Reproduce the records below in full and without edits, omitting images.

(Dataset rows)
[Start]

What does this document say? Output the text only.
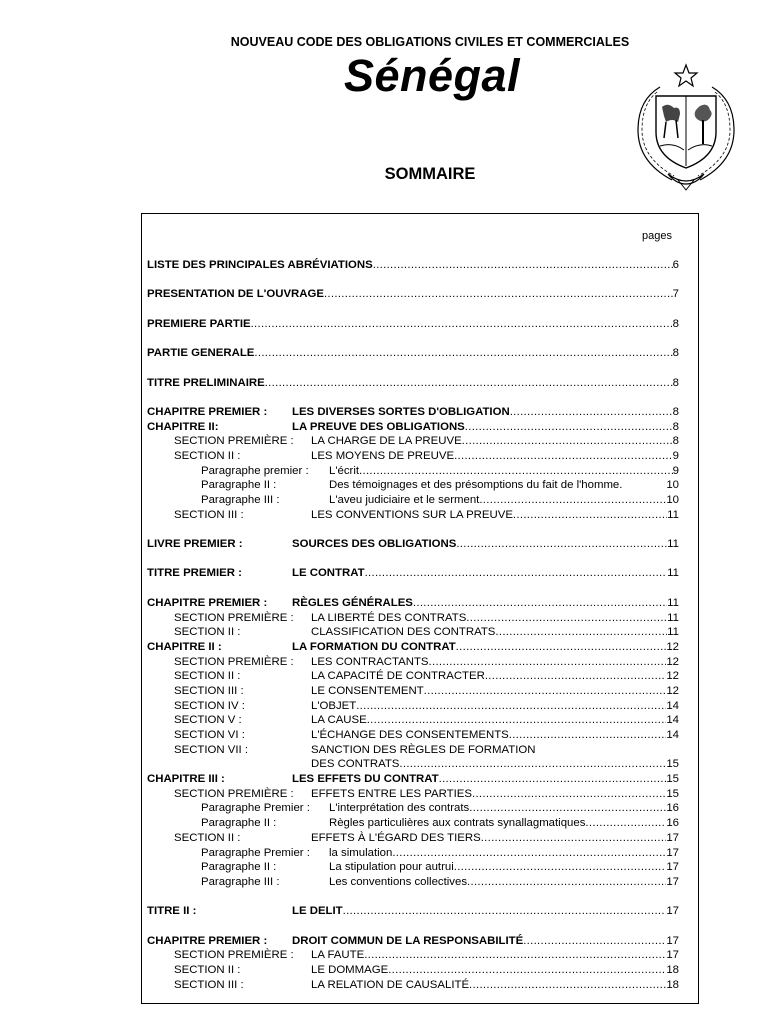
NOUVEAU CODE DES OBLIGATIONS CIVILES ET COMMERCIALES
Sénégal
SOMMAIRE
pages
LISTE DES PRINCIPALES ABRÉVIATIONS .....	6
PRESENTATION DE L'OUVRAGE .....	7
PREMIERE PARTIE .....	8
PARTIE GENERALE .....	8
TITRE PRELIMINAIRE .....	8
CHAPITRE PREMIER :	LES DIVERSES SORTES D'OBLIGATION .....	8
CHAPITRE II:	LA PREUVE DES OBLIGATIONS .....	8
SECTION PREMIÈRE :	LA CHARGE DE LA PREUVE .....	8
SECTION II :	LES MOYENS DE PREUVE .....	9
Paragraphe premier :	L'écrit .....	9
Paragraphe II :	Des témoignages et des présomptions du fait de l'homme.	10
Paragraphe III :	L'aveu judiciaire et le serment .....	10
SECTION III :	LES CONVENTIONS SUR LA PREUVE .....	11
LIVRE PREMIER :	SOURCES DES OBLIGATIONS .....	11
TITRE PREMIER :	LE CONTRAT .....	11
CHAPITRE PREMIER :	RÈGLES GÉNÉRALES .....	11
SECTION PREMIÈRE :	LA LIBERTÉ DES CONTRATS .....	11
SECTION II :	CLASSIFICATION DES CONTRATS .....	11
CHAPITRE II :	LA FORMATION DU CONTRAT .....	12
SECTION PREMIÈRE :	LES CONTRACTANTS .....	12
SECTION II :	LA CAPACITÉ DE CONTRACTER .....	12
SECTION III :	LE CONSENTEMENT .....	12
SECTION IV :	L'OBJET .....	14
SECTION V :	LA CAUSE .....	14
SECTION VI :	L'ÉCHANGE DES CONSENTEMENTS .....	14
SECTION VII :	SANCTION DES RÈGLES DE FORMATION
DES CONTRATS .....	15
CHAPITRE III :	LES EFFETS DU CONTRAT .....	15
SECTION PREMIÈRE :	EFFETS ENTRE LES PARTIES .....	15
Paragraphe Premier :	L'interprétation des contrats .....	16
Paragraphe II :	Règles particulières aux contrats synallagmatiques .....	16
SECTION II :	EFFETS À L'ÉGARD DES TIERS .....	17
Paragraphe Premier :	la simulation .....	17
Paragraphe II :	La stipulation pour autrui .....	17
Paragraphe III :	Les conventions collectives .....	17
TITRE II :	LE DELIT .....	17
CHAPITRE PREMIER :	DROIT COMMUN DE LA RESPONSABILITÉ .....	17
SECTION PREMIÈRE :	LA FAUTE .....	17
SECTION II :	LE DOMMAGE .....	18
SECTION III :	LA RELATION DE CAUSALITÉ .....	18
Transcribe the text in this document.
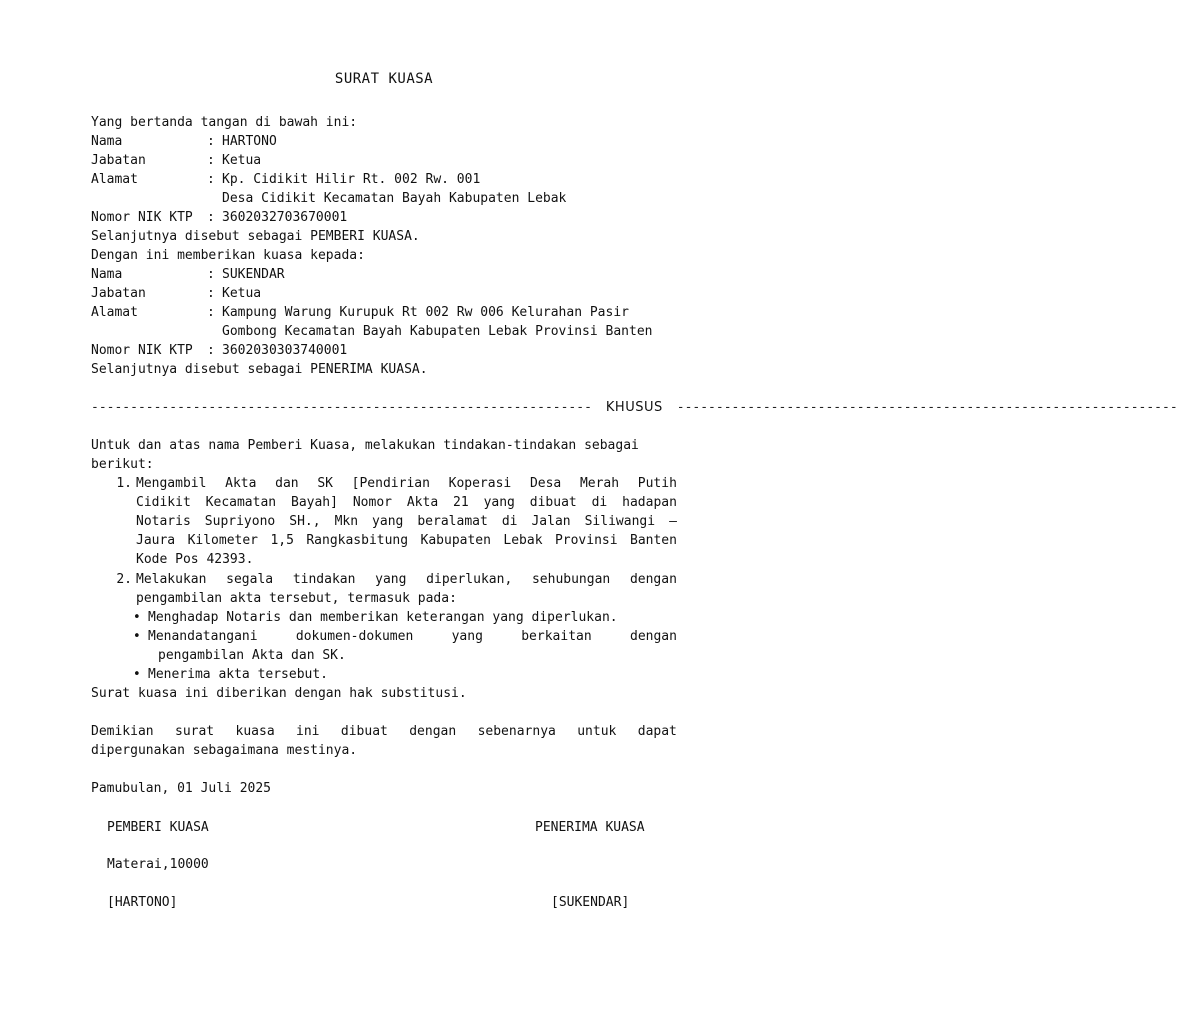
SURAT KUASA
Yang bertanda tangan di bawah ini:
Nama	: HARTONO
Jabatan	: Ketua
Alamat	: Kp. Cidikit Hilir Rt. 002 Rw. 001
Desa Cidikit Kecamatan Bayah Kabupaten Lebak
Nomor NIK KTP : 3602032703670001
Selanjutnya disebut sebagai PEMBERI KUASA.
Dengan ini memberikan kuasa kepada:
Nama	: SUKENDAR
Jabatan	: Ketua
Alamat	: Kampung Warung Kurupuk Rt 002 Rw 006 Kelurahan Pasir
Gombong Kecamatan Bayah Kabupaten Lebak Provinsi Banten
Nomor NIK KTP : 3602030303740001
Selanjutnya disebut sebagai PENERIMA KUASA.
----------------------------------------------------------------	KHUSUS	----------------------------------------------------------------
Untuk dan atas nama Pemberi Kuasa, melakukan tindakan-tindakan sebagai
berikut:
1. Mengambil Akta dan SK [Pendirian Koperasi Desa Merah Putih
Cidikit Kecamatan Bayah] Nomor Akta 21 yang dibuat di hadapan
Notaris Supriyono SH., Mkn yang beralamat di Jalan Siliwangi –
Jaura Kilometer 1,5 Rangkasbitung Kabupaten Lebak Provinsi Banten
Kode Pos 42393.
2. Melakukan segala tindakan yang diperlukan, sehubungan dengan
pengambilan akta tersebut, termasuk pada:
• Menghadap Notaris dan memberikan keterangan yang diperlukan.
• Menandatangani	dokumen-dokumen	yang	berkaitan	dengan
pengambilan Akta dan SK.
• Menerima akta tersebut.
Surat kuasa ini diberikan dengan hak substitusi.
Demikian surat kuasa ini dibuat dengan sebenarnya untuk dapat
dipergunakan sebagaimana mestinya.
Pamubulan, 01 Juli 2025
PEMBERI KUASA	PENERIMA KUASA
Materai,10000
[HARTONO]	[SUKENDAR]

[End]

_Output for this exercise_.
What does this document say? Output the text only.
NOUVEAU CODE DES OBLIGATIONS CIVILES ET COMMERCIALES
Sénégal
SOMMAIRE
pages
LISTE DES PRINCIPALES ABRÉVIATIONS .....	6
PRESENTATION DE L'OUVRAGE .....	7
PREMIERE PARTIE .....	8
PARTIE GENERALE .....	8
TITRE PRELIMINAIRE .....	8
CHAPITRE PREMIER :	LES DIVERSES SORTES D'OBLIGATION .....	8
CHAPITRE II:	LA PREUVE DES OBLIGATIONS .....	8
SECTION PREMIÈRE :	LA CHARGE DE LA PREUVE .....	8
SECTION II :	LES MOYENS DE PREUVE .....	9
Paragraphe premier :	L'écrit .....	9
Paragraphe II :	Des témoignages et des présomptions du fait de l'homme.	10
Paragraphe III :	L'aveu judiciaire et le serment .....	10
SECTION III :	LES CONVENTIONS SUR LA PREUVE .....	11
LIVRE PREMIER :	SOURCES DES OBLIGATIONS .....	11
TITRE PREMIER :	LE CONTRAT .....	11
CHAPITRE PREMIER :	RÈGLES GÉNÉRALES .....	11
SECTION PREMIÈRE :	LA LIBERTÉ DES CONTRATS .....	11
SECTION II :	CLASSIFICATION DES CONTRATS .....	11
CHAPITRE II :	LA FORMATION DU CONTRAT .....	12
SECTION PREMIÈRE :	LES CONTRACTANTS .....	12
SECTION II :	LA CAPACITÉ DE CONTRACTER .....	12
SECTION III :	LE CONSENTEMENT .....	12
SECTION IV :	L'OBJET .....	14
SECTION V :	LA CAUSE .....	14
SECTION VI :	L'ÉCHANGE DES CONSENTEMENTS .....	14
SECTION VII :	SANCTION DES RÈGLES DE FORMATION
DES CONTRATS .....	15
CHAPITRE III :	LES EFFETS DU CONTRAT .....	15
SECTION PREMIÈRE :	EFFETS ENTRE LES PARTIES .....	15
Paragraphe Premier :	L'interprétation des contrats .....	16
Paragraphe II :	Règles particulières aux contrats synallagmatiques .....	16
SECTION II :	EFFETS À L'ÉGARD DES TIERS .....	17
Paragraphe Premier :	la simulation .....	17
Paragraphe II :	La stipulation pour autrui .....	17
Paragraphe III :	Les conventions collectives .....	17
TITRE II :	LE DELIT .....	17
CHAPITRE PREMIER :	DROIT COMMUN DE LA RESPONSABILITÉ .....	17
SECTION PREMIÈRE :	LA FAUTE .....	17
SECTION II :	LE DOMMAGE .....	18
SECTION III :	LA RELATION DE CAUSALITÉ .....	18
Transcribe the text in this document.
SURAT KUASA
Yang bertanda tangan di bawah ini:
Nama	: HARTONO
Jabatan	: Ketua
Alamat	: Kp. Cidikit Hilir Rt. 002 Rw. 001
Desa Cidikit Kecamatan Bayah Kabupaten Lebak
Nomor NIK KTP : 3602032703670001
Selanjutnya disebut sebagai PEMBERI KUASA.
Dengan ini memberikan kuasa kepada:
Nama	: SUKENDAR
Jabatan	: Ketua
Alamat	: Kampung Warung Kurupuk Rt 002 Rw 006 Kelurahan Pasir
Gombong Kecamatan Bayah Kabupaten Lebak Provinsi Banten
Nomor NIK KTP : 3602030303740001
Selanjutnya disebut sebagai PENERIMA KUASA.
----------------------------------------------------------------	KHUSUS	----------------------------------------------------------------
Untuk dan atas nama Pemberi Kuasa, melakukan tindakan-tindakan sebagai
berikut:
1. Mengambil Akta dan SK [Pendirian Koperasi Desa Merah Putih
Cidikit Kecamatan Bayah] Nomor Akta 21 yang dibuat di hadapan
Notaris Supriyono SH., Mkn yang beralamat di Jalan Siliwangi –
Jaura Kilometer 1,5 Rangkasbitung Kabupaten Lebak Provinsi Banten
Kode Pos 42393.
2. Melakukan segala tindakan yang diperlukan, sehubungan dengan
pengambilan akta tersebut, termasuk pada:
• Menghadap Notaris dan memberikan keterangan yang diperlukan.
• Menandatangani	dokumen-dokumen	yang	berkaitan	dengan
pengambilan Akta dan SK.
• Menerima akta tersebut.
Surat kuasa ini diberikan dengan hak substitusi.
Demikian surat kuasa ini dibuat dengan sebenarnya untuk dapat
dipergunakan sebagaimana mestinya.
Pamubulan, 01 Juli 2025
PEMBERI KUASA	PENERIMA KUASA
Materai,10000
[HARTONO]	[SUKENDAR]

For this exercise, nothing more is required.